Dataset rows about figures
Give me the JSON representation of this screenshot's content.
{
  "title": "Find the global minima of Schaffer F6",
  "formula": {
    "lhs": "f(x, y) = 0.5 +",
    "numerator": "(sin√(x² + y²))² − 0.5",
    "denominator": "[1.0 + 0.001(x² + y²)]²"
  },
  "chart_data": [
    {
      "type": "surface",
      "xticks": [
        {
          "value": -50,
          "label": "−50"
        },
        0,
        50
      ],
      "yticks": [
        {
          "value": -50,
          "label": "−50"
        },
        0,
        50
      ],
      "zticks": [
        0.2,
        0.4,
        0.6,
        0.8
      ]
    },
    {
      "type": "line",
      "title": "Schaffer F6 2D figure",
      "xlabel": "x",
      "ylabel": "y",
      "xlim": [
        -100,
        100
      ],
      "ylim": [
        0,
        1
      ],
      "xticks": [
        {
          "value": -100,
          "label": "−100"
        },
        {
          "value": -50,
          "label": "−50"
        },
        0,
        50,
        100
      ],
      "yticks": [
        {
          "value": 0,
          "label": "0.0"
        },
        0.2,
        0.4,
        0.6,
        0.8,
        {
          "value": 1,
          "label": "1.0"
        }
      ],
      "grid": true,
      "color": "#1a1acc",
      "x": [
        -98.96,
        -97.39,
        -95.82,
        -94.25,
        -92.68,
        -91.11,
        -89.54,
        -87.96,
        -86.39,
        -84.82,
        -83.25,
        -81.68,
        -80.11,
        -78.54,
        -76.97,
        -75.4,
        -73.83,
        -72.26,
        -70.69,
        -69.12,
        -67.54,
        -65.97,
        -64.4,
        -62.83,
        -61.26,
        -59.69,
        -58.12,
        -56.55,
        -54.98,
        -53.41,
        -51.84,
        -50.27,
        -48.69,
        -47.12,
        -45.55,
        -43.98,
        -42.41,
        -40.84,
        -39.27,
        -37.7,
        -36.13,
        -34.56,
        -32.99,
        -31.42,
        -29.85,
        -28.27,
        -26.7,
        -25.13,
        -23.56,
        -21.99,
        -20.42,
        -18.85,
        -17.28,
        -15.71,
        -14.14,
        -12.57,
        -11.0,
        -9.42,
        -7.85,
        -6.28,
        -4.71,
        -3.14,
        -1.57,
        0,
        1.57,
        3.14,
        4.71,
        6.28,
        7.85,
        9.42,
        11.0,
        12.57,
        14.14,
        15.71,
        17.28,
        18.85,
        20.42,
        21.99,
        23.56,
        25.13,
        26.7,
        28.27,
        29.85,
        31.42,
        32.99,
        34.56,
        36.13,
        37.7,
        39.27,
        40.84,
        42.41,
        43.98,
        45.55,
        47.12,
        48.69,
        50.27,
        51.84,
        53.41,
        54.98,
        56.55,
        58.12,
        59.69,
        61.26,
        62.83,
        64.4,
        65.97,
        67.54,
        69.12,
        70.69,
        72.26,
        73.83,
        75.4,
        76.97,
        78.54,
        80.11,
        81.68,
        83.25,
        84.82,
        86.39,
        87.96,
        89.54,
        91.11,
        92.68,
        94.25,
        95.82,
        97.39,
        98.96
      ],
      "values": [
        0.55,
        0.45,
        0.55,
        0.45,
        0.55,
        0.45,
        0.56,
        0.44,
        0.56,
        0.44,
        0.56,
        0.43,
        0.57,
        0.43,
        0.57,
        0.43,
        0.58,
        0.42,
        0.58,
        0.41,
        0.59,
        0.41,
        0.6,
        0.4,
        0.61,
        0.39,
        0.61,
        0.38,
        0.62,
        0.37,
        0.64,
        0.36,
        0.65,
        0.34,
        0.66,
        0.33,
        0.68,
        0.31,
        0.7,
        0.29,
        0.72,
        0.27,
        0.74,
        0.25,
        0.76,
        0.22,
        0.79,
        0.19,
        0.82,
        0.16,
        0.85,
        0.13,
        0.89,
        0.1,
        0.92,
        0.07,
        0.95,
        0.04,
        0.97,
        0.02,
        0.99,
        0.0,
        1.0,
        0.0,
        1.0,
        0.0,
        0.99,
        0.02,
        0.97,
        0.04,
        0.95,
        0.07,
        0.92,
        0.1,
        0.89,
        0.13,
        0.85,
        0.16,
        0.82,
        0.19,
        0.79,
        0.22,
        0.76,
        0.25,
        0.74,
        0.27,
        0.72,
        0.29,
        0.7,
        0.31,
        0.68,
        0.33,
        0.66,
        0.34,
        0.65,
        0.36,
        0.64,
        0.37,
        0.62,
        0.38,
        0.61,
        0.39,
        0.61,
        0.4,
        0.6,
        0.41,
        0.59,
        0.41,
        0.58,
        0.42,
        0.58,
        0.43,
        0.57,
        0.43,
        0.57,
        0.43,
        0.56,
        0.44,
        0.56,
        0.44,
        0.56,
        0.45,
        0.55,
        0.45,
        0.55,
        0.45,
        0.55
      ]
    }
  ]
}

■ WHAT YOU SHOULD DO ■
Copy out the whole listing, exactly as written.

■ RESPONSE TO THIS EXERCISE ■
Give me the JSON representation of this screenshot's content.
{
  "title": "Find the global minima of Schaffer F6",
  "formula": {
    "lhs": "f(x, y) = 0.5 +",
    "numerator": "(sin√(x² + y²))² − 0.5",
    "denominator": "[1.0 + 0.001(x² + y²)]²"
  },
  "chart_data": [
    {
      "type": "surface",
      "xticks": [
        {
          "value": -50,
          "label": "−50"
        },
        0,
        50
      ],
      "yticks": [
        {
          "value": -50,
          "label": "−50"
        },
        0,
        50
      ],
      "zticks": [
        0.2,
        0.4,
        0.6,
        0.8
      ]
    },
    {
      "type": "line",
      "title": "Schaffer F6 2D figure",
      "xlabel": "x",
      "ylabel": "y",
      "xlim": [
        -100,
        100
      ],
      "ylim": [
        0,
        1
      ],
      "xticks": [
        {
          "value": -100,
          "label": "−100"
        },
        {
          "value": -50,
          "label": "−50"
        },
        0,
        50,
        100
      ],
      "yticks": [
        {
          "value": 0,
          "label": "0.0"
        },
        0.2,
        0.4,
        0.6,
        0.8,
        {
          "value": 1,
          "label": "1.0"
        }
      ],
      "grid": true,
      "color": "#1a1acc",
      "x": [
        -98.96,
        -97.39,
        -95.82,
        -94.25,
        -92.68,
        -91.11,
        -89.54,
        -87.96,
        -86.39,
        -84.82,
        -83.25,
        -81.68,
        -80.11,
        -78.54,
        -76.97,
        -75.4,
        -73.83,
        -72.26,
        -70.69,
        -69.12,
        -67.54,
        -65.97,
        -64.4,
        -62.83,
        -61.26,
        -59.69,
        -58.12,
        -56.55,
        -54.98,
        -53.41,
        -51.84,
        -50.27,
        -48.69,
        -47.12,
        -45.55,
        -43.98,
        -42.41,
        -40.84,
        -39.27,
        -37.7,
        -36.13,
        -34.56,
        -32.99,
        -31.42,
        -29.85,
        -28.27,
        -26.7,
        -25.13,
        -23.56,
        -21.99,
        -20.42,
        -18.85,
        -17.28,
        -15.71,
        -14.14,
        -12.57,
        -11.0,
        -9.42,
        -7.85,
        -6.28,
        -4.71,
        -3.14,
        -1.57,
        0,
        1.57,
        3.14,
        4.71,
        6.28,
        7.85,
        9.42,
        11.0,
        12.57,
        14.14,
        15.71,
        17.28,
        18.85,
        20.42,
        21.99,
        23.56,
        25.13,
        26.7,
        28.27,
        29.85,
        31.42,
        32.99,
        34.56,
        36.13,
        37.7,
        39.27,
        40.84,
        42.41,
        43.98,
        45.55,
        47.12,
        48.69,
        50.27,
        51.84,
        53.41,
        54.98,
        56.55,
        58.12,
        59.69,
        61.26,
        62.83,
        64.4,
        65.97,
        67.54,
        69.12,
        70.69,
        72.26,
        73.83,
        75.4,
        76.97,
        78.54,
        80.11,
        81.68,
        83.25,
        84.82,
        86.39,
        87.96,
        89.54,
        91.11,
        92.68,
        94.25,
        95.82,
        97.39,
        98.96
      ],
      "values": [
        0.55,
        0.45,
        0.55,
        0.45,
        0.55,
        0.45,
        0.56,
        0.44,
        0.56,
        0.44,
        0.56,
        0.43,
        0.57,
        0.43,
        0.57,
        0.43,
        0.58,
        0.42,
        0.58,
        0.41,
        0.59,
        0.41,
        0.6,
        0.4,
        0.61,
        0.39,
        0.61,
        0.38,
        0.62,
        0.37,
        0.64,
        0.36,
        0.65,
        0.34,
        0.66,
        0.33,
        0.68,
        0.31,
        0.7,
        0.29,
        0.72,
        0.27,
        0.74,
        0.25,
        0.76,
        0.22,
        0.79,
        0.19,
        0.82,
        0.16,
        0.85,
        0.13,
        0.89,
        0.1,
        0.92,
        0.07,
        0.95,
        0.04,
        0.97,
        0.02,
        0.99,
        0.0,
        1.0,
        0.0,
        1.0,
        0.0,
        0.99,
        0.02,
        0.97,
        0.04,
        0.95,
        0.07,
        0.92,
        0.1,
        0.89,
        0.13,
        0.85,
        0.16,
        0.82,
        0.19,
        0.79,
        0.22,
        0.76,
        0.25,
        0.74,
        0.27,
        0.72,
        0.29,
        0.7,
        0.31,
        0.68,
        0.33,
        0.66,
        0.34,
        0.65,
        0.36,
        0.64,
        0.37,
        0.62,
        0.38,
        0.61,
        0.39,
        0.61,
        0.4,
        0.6,
        0.41,
        0.59,
        0.41,
        0.58,
        0.42,
        0.58,
        0.43,
        0.57,
        0.43,
        0.57,
        0.43,
        0.56,
        0.44,
        0.56,
        0.44,
        0.56,
        0.45,
        0.55,
        0.45,
        0.55,
        0.45,
        0.55
      ]
    }
  ]
}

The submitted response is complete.